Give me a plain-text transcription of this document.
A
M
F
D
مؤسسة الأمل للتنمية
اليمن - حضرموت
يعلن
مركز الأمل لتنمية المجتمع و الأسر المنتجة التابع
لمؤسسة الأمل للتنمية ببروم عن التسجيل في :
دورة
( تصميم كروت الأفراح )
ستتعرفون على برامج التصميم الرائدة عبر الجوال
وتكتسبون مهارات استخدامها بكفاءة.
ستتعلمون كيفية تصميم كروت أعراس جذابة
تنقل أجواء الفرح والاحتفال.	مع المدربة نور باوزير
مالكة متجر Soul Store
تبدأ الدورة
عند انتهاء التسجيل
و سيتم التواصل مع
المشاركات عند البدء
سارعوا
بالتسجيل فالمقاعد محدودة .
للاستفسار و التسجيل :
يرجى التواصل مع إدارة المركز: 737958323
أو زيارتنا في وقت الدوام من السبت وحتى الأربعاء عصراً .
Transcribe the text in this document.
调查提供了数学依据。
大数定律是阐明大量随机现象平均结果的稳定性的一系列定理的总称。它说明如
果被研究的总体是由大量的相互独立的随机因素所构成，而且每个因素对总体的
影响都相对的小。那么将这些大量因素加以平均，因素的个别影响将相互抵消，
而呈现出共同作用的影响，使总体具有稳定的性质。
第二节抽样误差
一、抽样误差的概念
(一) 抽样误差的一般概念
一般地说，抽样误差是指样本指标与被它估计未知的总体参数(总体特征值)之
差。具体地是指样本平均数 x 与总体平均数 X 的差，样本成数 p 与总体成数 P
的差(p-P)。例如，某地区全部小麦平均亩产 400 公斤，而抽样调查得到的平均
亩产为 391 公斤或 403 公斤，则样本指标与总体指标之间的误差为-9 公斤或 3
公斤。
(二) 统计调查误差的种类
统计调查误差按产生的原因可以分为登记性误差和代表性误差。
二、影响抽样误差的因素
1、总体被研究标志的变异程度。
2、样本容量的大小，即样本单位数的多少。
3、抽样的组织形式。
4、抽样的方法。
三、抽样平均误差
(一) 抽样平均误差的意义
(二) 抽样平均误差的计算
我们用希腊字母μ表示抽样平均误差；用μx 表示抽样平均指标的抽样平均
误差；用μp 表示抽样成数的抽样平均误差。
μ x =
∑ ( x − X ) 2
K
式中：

——————————

__WHAT IS BEING ASKED__
Determine how many lines in the records contain "الأمل", and reply with the number only.

__PROBLEM SOLUTION__
3